> **Direction**
Retype the whole listing below, character for character.

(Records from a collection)
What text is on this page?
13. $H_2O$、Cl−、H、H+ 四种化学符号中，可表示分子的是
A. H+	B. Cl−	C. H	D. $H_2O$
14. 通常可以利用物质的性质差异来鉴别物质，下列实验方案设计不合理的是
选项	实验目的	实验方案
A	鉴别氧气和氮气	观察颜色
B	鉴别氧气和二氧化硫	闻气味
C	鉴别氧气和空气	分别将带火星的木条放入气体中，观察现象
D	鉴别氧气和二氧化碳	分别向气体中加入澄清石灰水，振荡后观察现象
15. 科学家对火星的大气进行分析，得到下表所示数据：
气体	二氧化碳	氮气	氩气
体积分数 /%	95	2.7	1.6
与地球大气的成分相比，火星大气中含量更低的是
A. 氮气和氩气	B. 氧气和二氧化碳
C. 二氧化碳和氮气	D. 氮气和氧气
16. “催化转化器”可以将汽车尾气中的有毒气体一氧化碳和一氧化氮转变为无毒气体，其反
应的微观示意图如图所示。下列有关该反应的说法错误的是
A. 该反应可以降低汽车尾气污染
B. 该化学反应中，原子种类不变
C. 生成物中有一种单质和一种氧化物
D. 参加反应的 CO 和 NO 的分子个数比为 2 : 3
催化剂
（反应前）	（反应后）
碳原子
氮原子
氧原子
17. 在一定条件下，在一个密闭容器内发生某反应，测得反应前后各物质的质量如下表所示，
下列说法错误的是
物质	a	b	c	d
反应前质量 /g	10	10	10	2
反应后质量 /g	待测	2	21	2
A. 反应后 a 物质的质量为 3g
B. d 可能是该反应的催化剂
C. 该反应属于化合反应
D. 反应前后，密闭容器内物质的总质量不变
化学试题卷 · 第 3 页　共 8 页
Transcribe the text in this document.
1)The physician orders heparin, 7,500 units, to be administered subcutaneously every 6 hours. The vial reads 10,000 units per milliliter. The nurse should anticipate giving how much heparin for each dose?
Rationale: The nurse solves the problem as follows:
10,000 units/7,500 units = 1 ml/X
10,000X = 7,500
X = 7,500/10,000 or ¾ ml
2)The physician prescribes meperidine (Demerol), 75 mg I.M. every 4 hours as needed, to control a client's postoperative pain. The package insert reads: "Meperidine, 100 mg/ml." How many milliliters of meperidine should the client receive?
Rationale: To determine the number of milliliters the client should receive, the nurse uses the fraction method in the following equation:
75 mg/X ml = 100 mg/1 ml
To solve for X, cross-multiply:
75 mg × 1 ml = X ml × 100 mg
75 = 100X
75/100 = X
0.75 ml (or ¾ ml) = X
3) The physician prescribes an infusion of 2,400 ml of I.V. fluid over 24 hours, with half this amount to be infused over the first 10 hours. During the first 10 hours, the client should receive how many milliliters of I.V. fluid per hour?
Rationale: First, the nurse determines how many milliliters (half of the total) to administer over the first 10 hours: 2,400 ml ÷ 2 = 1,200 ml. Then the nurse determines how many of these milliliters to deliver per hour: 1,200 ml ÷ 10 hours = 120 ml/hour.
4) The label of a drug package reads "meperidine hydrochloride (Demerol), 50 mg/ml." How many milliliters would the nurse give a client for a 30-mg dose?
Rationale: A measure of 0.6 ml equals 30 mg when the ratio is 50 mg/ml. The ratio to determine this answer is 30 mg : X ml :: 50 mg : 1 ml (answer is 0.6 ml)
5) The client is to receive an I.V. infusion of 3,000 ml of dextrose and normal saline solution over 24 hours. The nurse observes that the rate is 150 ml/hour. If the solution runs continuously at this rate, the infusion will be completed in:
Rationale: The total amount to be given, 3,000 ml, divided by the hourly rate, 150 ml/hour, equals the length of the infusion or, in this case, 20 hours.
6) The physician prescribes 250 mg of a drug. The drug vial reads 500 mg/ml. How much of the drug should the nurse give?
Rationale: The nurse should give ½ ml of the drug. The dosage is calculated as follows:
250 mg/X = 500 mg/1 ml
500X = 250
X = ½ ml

> **Solution below**
What text is on this page?
13. $H_2O$、Cl−、H、H+ 四种化学符号中，可表示分子的是
A. H+	B. Cl−	C. H	D. $H_2O$
14. 通常可以利用物质的性质差异来鉴别物质，下列实验方案设计不合理的是
选项	实验目的	实验方案
A	鉴别氧气和氮气	观察颜色
B	鉴别氧气和二氧化硫	闻气味
C	鉴别氧气和空气	分别将带火星的木条放入气体中，观察现象
D	鉴别氧气和二氧化碳	分别向气体中加入澄清石灰水，振荡后观察现象
15. 科学家对火星的大气进行分析，得到下表所示数据：
气体	二氧化碳	氮气	氩气
体积分数 /%	95	2.7	1.6
与地球大气的成分相比，火星大气中含量更低的是
A. 氮气和氩气	B. 氧气和二氧化碳
C. 二氧化碳和氮气	D. 氮气和氧气
16. “催化转化器”可以将汽车尾气中的有毒气体一氧化碳和一氧化氮转变为无毒气体，其反
应的微观示意图如图所示。下列有关该反应的说法错误的是
A. 该反应可以降低汽车尾气污染
B. 该化学反应中，原子种类不变
C. 生成物中有一种单质和一种氧化物
D. 参加反应的 CO 和 NO 的分子个数比为 2 : 3
催化剂
（反应前）	（反应后）
碳原子
氮原子
氧原子
17. 在一定条件下，在一个密闭容器内发生某反应，测得反应前后各物质的质量如下表所示，
下列说法错误的是
物质	a	b	c	d
反应前质量 /g	10	10	10	2
反应后质量 /g	待测	2	21	2
A. 反应后 a 物质的质量为 3g
B. d 可能是该反应的催化剂
C. 该反应属于化合反应
D. 反应前后，密闭容器内物质的总质量不变
化学试题卷 · 第 3 页　共 8 页
Transcribe the text in this document.
1)The physician orders heparin, 7,500 units, to be administered subcutaneously every 6 hours. The vial reads 10,000 units per milliliter. The nurse should anticipate giving how much heparin for each dose?
Rationale: The nurse solves the problem as follows:
10,000 units/7,500 units = 1 ml/X
10,000X = 7,500
X = 7,500/10,000 or ¾ ml
2)The physician prescribes meperidine (Demerol), 75 mg I.M. every 4 hours as needed, to control a client's postoperative pain. The package insert reads: "Meperidine, 100 mg/ml." How many milliliters of meperidine should the client receive?
Rationale: To determine the number of milliliters the client should receive, the nurse uses the fraction method in the following equation:
75 mg/X ml = 100 mg/1 ml
To solve for X, cross-multiply:
75 mg × 1 ml = X ml × 100 mg
75 = 100X
75/100 = X
0.75 ml (or ¾ ml) = X
3) The physician prescribes an infusion of 2,400 ml of I.V. fluid over 24 hours, with half this amount to be infused over the first 10 hours. During the first 10 hours, the client should receive how many milliliters of I.V. fluid per hour?
Rationale: First, the nurse determines how many milliliters (half of the total) to administer over the first 10 hours: 2,400 ml ÷ 2 = 1,200 ml. Then the nurse determines how many of these milliliters to deliver per hour: 1,200 ml ÷ 10 hours = 120 ml/hour.
4) The label of a drug package reads "meperidine hydrochloride (Demerol), 50 mg/ml." How many milliliters would the nurse give a client for a 30-mg dose?
Rationale: A measure of 0.6 ml equals 30 mg when the ratio is 50 mg/ml. The ratio to determine this answer is 30 mg : X ml :: 50 mg : 1 ml (answer is 0.6 ml)
5) The client is to receive an I.V. infusion of 3,000 ml of dextrose and normal saline solution over 24 hours. The nurse observes that the rate is 150 ml/hour. If the solution runs continuously at this rate, the infusion will be completed in:
Rationale: The total amount to be given, 3,000 ml, divided by the hourly rate, 150 ml/hour, equals the length of the infusion or, in this case, 20 hours.
6) The physician prescribes 250 mg of a drug. The drug vial reads 500 mg/ml. How much of the drug should the nurse give?
Rationale: The nurse should give ½ ml of the drug. The dosage is calculated as follows:
250 mg/X = 500 mg/1 ml
500X = 250
X = ½ ml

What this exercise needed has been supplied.